Consignes –
(1) Répondez à ces questions sur le texte consacré au cubisme :
(a) Quelle ville sert de sujet aux peintures de l'auteur ?
(b) Sur quel type de relations le mouvement du cubisme se penche-t-il ?
(c) De quoi la méthode adoptée par l'auteur est-elle le reflet ?
(2) Restituez le passage du texte consacré au cubisme qui va de « Ainsi, Dans la » à « le l’apparence tridimensionnelle. ».
(3) Relevez toutes les méthodes que l'auteur dit adopter dans le texte consacré au cubisme.

Texte proposé –
__________
Investir le cubisme dans ville de Casablanca

Exposition Casablanca

Le mouvement du cubisme constitue l’une des méthodes techniques qui se penche sur les relations plastiques pour repérer des formulations créatives, éloignant les valeurs artistiques du contrôle des visions émotionnelles de soi, les transformant en des relations plastiques soumises aux systèmes mental et esthétique.

Partant de là, j’ai essayé d’investir le cubisme dans mes œuvres de la ville de Casablanca comme sujet de mes peintures, en tant que procédé d’expression, d’exposer mes perceptions artistiques, et de révéler mes concepts visuels.

Ainsi, Dans la création, se brise la morphologie de l’image visuelle, pour en faire une forme artistique caractérisée par des espaces géométriques et des surfaces égales parfois consolidées, entrelacées, croisées et transparentes à d’autres moments, à travers lesquelles les lignes prennent différentes directions.

J’adopte la méthode de fragmentation, de découpe et de distorsion, comme reflet du monde dynamique de la ville. Il s’agit d’une vision optique s’appuyant sur le démontage des formes en des composants partiels à reconstituer dans un style plus énergique, tout en gardant parfois le l’apparence tridimensionnelle.
__________
Données fournies –
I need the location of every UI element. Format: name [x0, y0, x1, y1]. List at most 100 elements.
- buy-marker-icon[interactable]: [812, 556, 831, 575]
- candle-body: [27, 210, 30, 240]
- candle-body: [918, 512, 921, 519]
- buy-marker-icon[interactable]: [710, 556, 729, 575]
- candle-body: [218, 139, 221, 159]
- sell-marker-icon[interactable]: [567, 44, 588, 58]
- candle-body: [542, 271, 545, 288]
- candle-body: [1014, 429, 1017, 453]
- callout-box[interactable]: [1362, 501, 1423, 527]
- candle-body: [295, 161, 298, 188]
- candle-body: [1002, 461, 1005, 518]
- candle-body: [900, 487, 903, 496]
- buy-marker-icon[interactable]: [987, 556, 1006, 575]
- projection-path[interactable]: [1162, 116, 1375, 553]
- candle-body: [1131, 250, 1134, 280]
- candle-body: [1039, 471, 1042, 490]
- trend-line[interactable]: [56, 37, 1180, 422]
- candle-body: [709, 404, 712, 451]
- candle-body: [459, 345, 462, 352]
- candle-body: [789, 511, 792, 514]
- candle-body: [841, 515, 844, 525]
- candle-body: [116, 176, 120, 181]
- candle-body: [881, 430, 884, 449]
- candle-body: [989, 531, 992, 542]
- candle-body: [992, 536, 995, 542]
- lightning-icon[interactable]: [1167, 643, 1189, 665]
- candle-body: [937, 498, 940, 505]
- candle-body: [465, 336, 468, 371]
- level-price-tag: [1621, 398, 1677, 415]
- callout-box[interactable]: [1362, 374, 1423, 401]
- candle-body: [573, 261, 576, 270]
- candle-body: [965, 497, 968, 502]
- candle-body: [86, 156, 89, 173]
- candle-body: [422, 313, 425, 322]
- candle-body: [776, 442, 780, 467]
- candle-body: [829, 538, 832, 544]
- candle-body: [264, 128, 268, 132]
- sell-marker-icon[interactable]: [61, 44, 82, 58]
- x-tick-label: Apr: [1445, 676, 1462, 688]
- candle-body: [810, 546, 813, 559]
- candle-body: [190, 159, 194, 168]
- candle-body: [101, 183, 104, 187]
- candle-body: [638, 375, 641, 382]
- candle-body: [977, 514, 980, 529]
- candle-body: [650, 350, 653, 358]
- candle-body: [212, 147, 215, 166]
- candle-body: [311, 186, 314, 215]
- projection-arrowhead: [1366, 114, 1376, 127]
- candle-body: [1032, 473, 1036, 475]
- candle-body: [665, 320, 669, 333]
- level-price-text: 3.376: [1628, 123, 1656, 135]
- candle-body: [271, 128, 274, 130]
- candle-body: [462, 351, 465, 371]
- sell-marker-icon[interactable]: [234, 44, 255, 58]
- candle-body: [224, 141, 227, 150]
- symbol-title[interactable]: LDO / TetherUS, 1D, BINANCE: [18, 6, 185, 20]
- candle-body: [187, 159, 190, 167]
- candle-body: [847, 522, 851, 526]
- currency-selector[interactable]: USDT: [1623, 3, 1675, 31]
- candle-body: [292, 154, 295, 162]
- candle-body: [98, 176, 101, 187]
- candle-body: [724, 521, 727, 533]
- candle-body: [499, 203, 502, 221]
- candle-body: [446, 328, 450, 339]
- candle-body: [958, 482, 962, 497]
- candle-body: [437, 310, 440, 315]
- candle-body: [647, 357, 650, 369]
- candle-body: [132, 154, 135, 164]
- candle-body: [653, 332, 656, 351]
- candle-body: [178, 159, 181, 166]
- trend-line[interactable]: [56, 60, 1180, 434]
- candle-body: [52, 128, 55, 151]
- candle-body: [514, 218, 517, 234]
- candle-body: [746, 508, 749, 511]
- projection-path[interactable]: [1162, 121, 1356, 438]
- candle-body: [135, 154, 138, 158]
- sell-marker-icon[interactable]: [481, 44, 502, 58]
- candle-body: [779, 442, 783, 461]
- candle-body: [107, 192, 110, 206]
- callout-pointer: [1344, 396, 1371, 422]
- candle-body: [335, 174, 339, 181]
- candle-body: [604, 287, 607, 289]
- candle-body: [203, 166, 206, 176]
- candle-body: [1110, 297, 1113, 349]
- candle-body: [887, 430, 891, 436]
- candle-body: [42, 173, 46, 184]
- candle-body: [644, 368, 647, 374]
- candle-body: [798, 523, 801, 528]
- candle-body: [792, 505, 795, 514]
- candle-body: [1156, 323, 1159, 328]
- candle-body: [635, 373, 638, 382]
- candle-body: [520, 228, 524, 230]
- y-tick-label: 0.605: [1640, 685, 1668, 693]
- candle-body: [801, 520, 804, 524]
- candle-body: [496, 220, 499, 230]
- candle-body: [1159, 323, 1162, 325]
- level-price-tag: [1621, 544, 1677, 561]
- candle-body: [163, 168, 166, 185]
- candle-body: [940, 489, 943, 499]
__________
Réponses par point –
(1)
(a) Casablanca.
(b) Sur les relations plastiques.
(c) Du monde dynamique de la ville.

(2)
Ainsi, Dans la création, se brise la morphologie de l’image visuelle, pour en faire une forme artistique caractérisée par des espaces géométriques et des surfaces égales parfois consolidées, entrelacées, croisées et transparentes à d’autres moments, à travers lesquelles les lignes prennent différentes directions.

J’adopte la méthode de fragmentation, de découpe et de distorsion, comme reflet du monde dynamique de la ville. Il s’agit d’une vision optique s’appuyant sur le démontage des formes en des composants partiels à reconstituer dans un style plus énergique, tout en gardant parfois le l’apparence tridimensionnelle.

(3) La fragmentation, la découpe et la distorsion.